:: What the exercise asks ::
Restate the data word for word and leave the images out.
--------------------------------
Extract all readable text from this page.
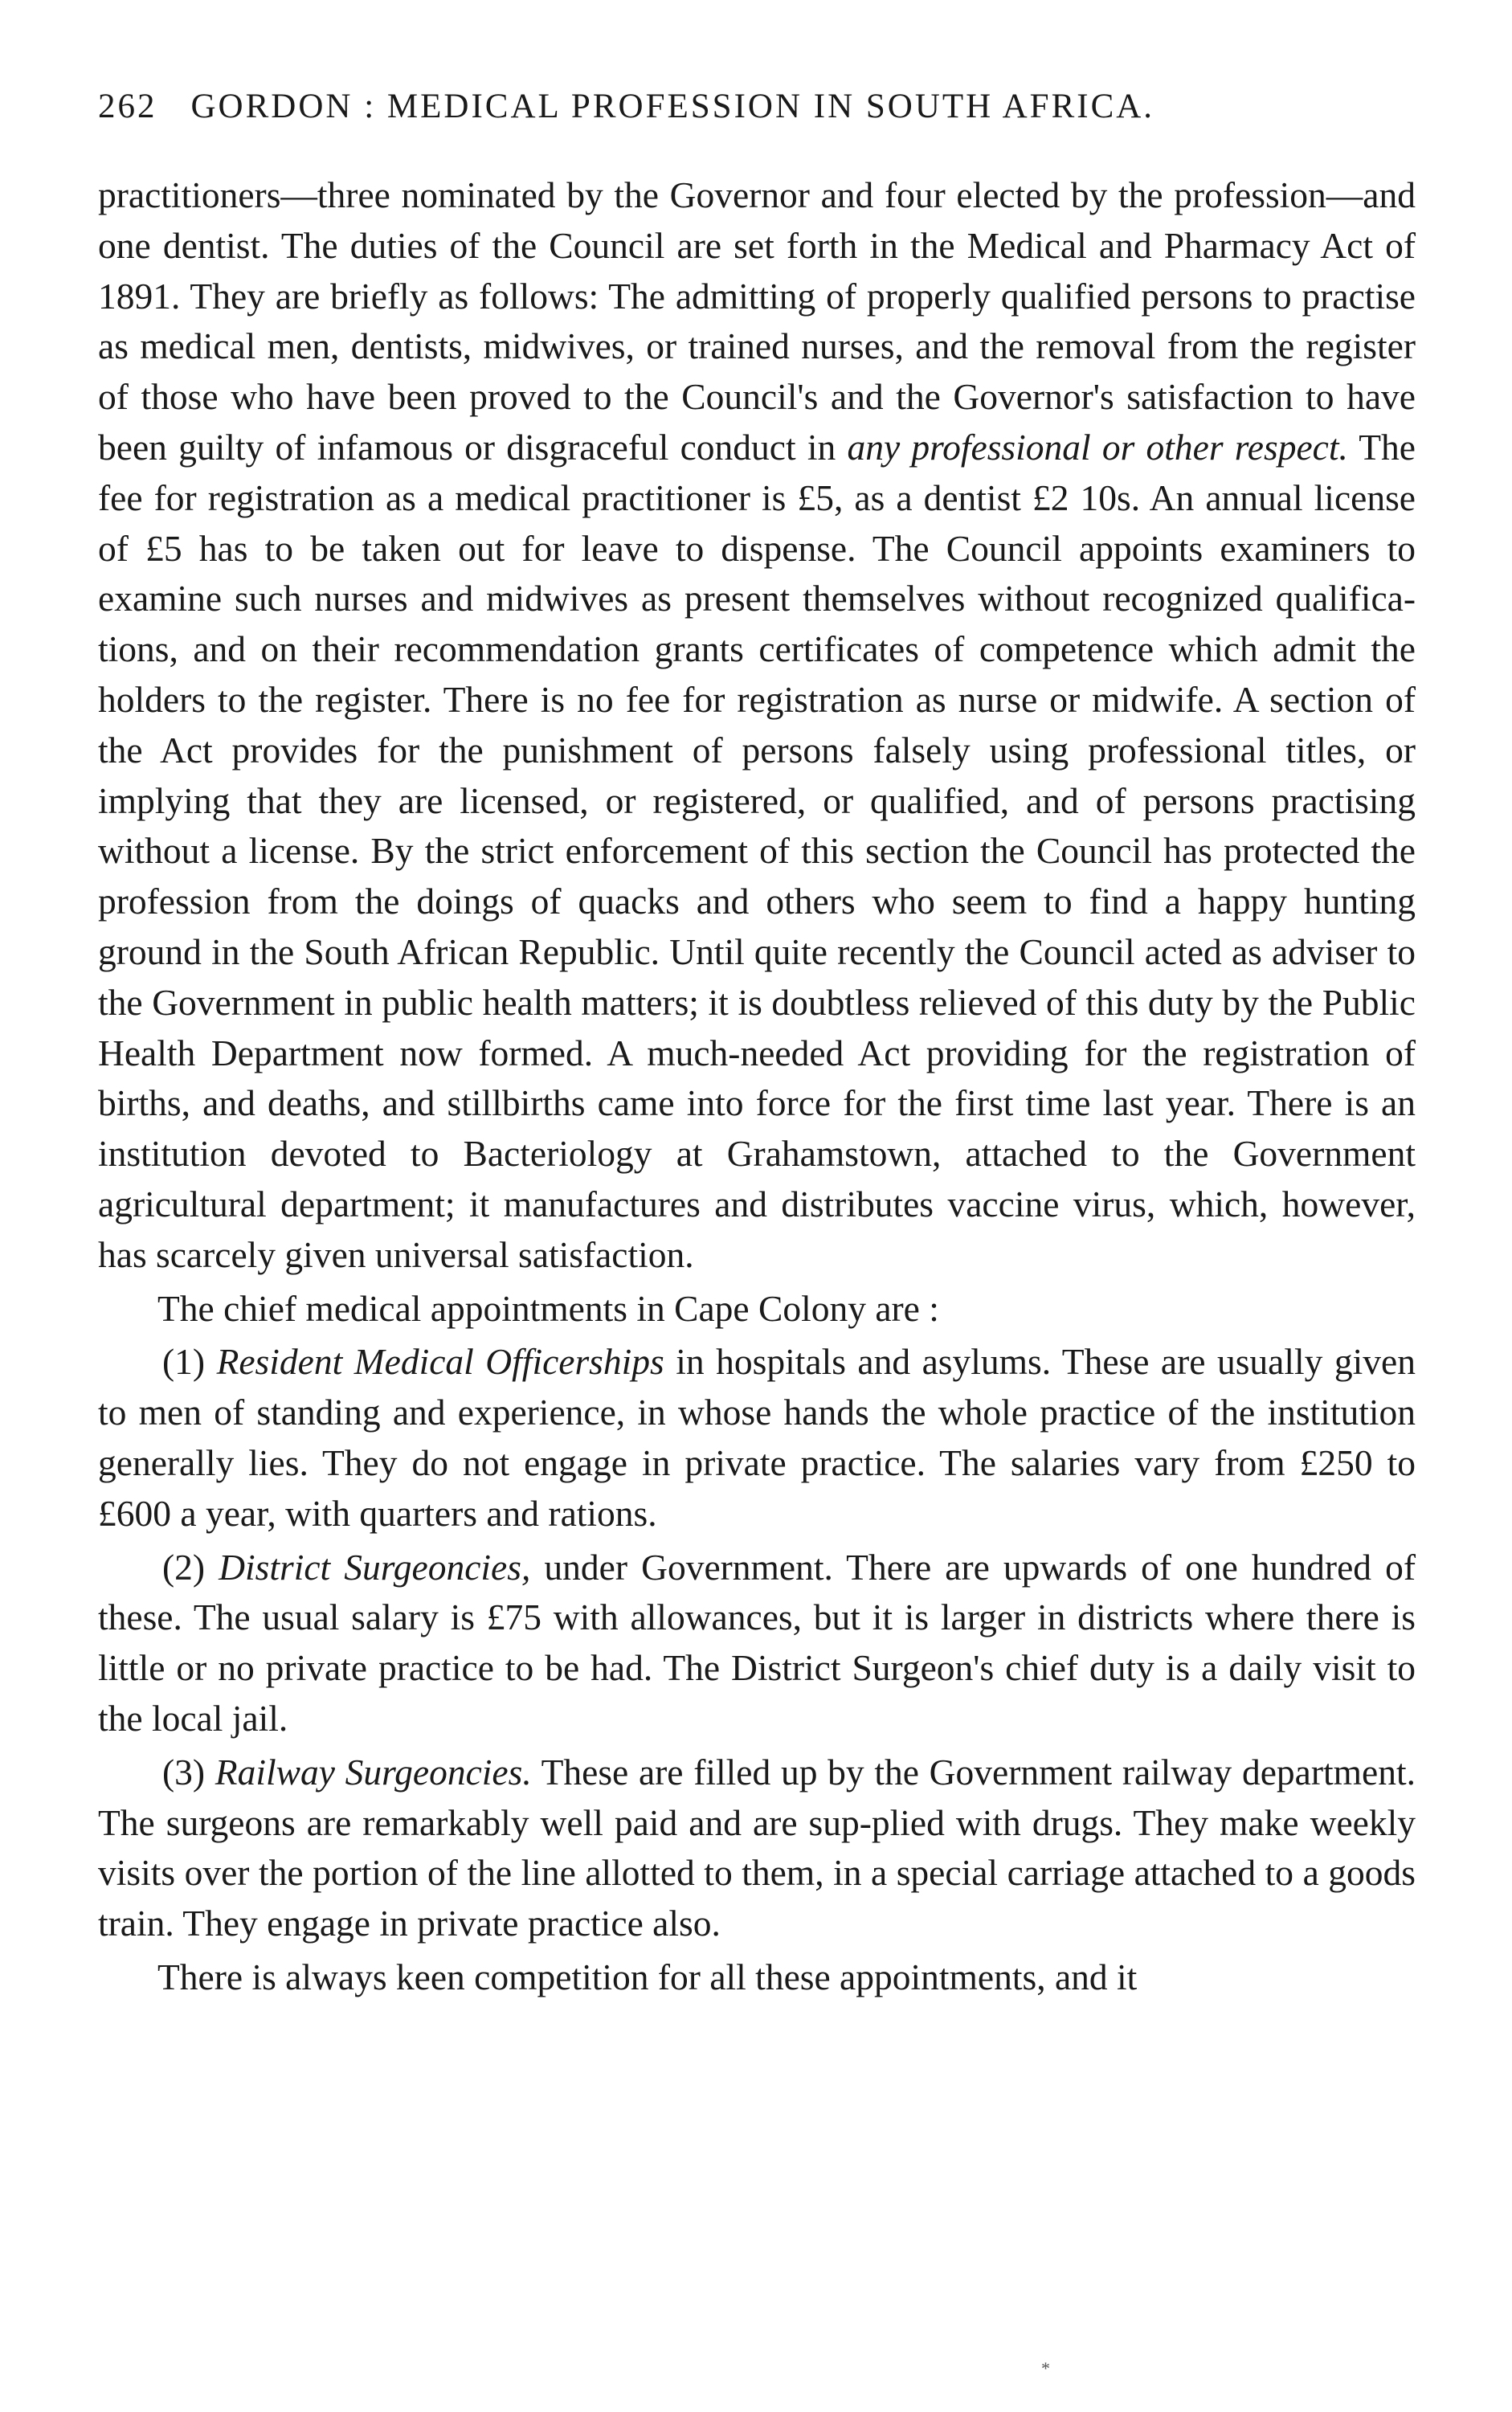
262 GORDON : MEDICAL PROFESSION IN SOUTH AFRICA.

practitioners—three nominated by the Governor and four elected by the profession—and one dentist. The duties of the Council are set forth in the Medical and Pharmacy Act of 1891. They are briefly as follows: The admitting of properly qualified persons to practise as medical men, dentists, midwives, or trained nurses, and the removal from the register of those who have been proved to the Council's and the Governor's satisfaction to have been guilty of infamous or disgraceful conduct in any professional or other respect. The fee for registration as a medical practitioner is £5, as a dentist £2 10s. An annual license of £5 has to be taken out for leave to dispense. The Council appoints examiners to examine such nurses and midwives as present themselves without recognized qualifica-tions, and on their recommendation grants certificates of competence which admit the holders to the register. There is no fee for registration as nurse or midwife. A section of the Act provides for the punishment of persons falsely using professional titles, or implying that they are licensed, or registered, or qualified, and of persons practising without a license. By the strict enforcement of this section the Council has protected the profession from the doings of quacks and others who seem to find a happy hunting ground in the South African Republic. Until quite recently the Council acted as adviser to the Government in public health matters; it is doubtless relieved of this duty by the Public Health Department now formed. A much-needed Act providing for the registration of births, and deaths, and stillbirths came into force for the first time last year. There is an institution devoted to Bacteriology at Grahamstown, attached to the Government agricultural department; it manufactures and distributes vaccine virus, which, however, has scarcely given universal satisfaction.

The chief medical appointments in Cape Colony are :

(1) Resident Medical Officerships in hospitals and asylums. These are usually given to men of standing and experience, in whose hands the whole practice of the institution generally lies. They do not engage in private practice. The salaries vary from £250 to £600 a year, with quarters and rations.

(2) District Surgeoncies, under Government. There are upwards of one hundred of these. The usual salary is £75 with allowances, but it is larger in districts where there is little or no private practice to be had. The District Surgeon's chief duty is a daily visit to the local jail.

(3) Railway Surgeoncies. These are filled up by the Government railway department. The surgeons are remarkably well paid and are sup-plied with drugs. They make weekly visits over the portion of the line allotted to them, in a special carriage attached to a goods train. They engage in private practice also.

There is always keen competition for all these appointments, and it

*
--------------------------------
:: Response below ::
Extract all readable text from this page.
262 GORDON : MEDICAL PROFESSION IN SOUTH AFRICA.

practitioners—three nominated by the Governor and four elected by the profession—and one dentist. The duties of the Council are set forth in the Medical and Pharmacy Act of 1891. They are briefly as follows: The admitting of properly qualified persons to practise as medical men, dentists, midwives, or trained nurses, and the removal from the register of those who have been proved to the Council's and the Governor's satisfaction to have been guilty of infamous or disgraceful conduct in any professional or other respect. The fee for registration as a medical practitioner is £5, as a dentist £2 10s. An annual license of £5 has to be taken out for leave to dispense. The Council appoints examiners to examine such nurses and midwives as present themselves without recognized qualifica-tions, and on their recommendation grants certificates of competence which admit the holders to the register. There is no fee for registration as nurse or midwife. A section of the Act provides for the punishment of persons falsely using professional titles, or implying that they are licensed, or registered, or qualified, and of persons practising without a license. By the strict enforcement of this section the Council has protected the profession from the doings of quacks and others who seem to find a happy hunting ground in the South African Republic. Until quite recently the Council acted as adviser to the Government in public health matters; it is doubtless relieved of this duty by the Public Health Department now formed. A much-needed Act providing for the registration of births, and deaths, and stillbirths came into force for the first time last year. There is an institution devoted to Bacteriology at Grahamstown, attached to the Government agricultural department; it manufactures and distributes vaccine virus, which, however, has scarcely given universal satisfaction.

The chief medical appointments in Cape Colony are :

(1) Resident Medical Officerships in hospitals and asylums. These are usually given to men of standing and experience, in whose hands the whole practice of the institution generally lies. They do not engage in private practice. The salaries vary from £250 to £600 a year, with quarters and rations.

(2) District Surgeoncies, under Government. There are upwards of one hundred of these. The usual salary is £75 with allowances, but it is larger in districts where there is little or no private practice to be had. The District Surgeon's chief duty is a daily visit to the local jail.

(3) Railway Surgeoncies. These are filled up by the Government railway department. The surgeons are remarkably well paid and are sup-plied with drugs. They make weekly visits over the portion of the line allotted to them, in a special carriage attached to a goods train. They engage in private practice also.

There is always keen competition for all these appointments, and it

*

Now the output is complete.